# REQUIREMENT
Search the material for the string "your" and copy each line where it occurs.

# SOURCE MATERIAL

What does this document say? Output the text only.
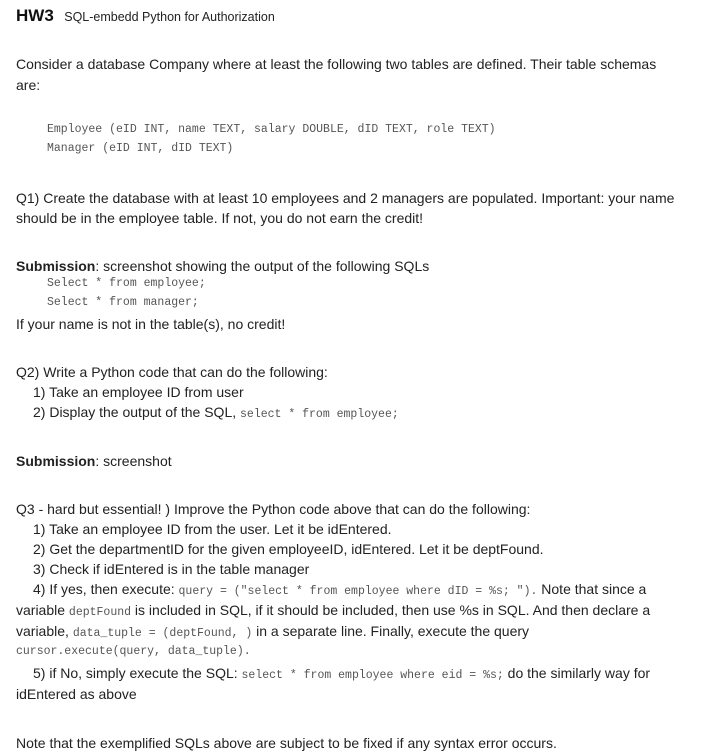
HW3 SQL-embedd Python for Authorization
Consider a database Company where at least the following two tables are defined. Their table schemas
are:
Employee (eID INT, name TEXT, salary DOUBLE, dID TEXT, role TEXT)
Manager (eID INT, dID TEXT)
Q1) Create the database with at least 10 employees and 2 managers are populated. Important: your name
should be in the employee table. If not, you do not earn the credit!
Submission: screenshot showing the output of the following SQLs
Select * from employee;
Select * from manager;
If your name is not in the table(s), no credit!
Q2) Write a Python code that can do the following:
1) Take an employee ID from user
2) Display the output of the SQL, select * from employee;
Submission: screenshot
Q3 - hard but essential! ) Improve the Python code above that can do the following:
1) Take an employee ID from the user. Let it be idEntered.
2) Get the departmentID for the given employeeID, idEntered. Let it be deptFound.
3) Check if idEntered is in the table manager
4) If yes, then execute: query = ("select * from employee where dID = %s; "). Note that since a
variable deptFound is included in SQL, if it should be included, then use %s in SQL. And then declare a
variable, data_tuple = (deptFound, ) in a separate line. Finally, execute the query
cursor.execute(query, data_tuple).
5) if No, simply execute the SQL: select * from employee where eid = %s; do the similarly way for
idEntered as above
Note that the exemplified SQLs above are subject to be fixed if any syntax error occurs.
---
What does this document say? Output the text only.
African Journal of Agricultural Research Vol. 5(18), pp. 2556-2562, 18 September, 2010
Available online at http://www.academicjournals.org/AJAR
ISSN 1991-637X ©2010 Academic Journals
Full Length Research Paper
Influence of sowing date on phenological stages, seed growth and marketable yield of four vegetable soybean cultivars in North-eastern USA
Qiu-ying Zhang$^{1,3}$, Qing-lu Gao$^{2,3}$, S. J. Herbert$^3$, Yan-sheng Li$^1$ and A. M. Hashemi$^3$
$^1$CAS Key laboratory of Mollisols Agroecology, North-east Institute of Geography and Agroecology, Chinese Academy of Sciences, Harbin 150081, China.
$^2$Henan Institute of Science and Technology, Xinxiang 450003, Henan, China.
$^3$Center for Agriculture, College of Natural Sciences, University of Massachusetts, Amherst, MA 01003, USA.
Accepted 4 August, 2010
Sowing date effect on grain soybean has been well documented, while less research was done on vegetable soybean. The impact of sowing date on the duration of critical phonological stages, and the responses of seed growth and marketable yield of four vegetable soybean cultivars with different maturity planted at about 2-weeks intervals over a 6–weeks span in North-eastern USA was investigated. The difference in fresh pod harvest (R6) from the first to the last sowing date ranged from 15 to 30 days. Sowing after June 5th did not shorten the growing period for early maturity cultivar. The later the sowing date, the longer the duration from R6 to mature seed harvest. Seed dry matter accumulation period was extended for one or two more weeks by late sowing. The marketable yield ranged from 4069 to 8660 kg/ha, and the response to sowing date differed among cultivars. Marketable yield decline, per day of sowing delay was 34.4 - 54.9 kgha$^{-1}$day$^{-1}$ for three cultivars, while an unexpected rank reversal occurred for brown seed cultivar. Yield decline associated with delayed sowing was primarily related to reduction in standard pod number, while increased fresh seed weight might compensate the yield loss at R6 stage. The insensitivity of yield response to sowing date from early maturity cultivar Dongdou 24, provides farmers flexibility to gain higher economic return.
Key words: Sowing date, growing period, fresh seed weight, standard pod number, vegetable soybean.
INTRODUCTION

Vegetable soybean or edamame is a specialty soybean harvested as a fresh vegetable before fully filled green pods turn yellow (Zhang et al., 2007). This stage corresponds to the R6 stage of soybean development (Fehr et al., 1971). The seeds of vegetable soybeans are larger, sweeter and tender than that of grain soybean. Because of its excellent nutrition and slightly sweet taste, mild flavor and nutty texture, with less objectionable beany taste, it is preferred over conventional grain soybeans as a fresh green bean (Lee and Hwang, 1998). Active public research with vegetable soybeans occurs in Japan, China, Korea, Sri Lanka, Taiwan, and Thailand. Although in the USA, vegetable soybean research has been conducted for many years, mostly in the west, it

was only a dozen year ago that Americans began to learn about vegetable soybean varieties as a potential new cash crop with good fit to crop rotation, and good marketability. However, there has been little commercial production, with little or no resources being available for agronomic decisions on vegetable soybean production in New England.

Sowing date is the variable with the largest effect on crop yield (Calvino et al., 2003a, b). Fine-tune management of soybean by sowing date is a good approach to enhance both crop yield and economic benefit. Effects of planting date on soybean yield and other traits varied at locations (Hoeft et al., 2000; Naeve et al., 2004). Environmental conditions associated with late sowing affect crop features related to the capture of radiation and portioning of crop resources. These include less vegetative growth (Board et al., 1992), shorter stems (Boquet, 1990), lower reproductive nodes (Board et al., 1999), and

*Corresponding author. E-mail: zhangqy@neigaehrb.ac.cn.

# TASK ANSWER
Q1) Create the database with at least 10 employees and 2 managers are populated. Important: your name
If your name is not in the table(s), no credit!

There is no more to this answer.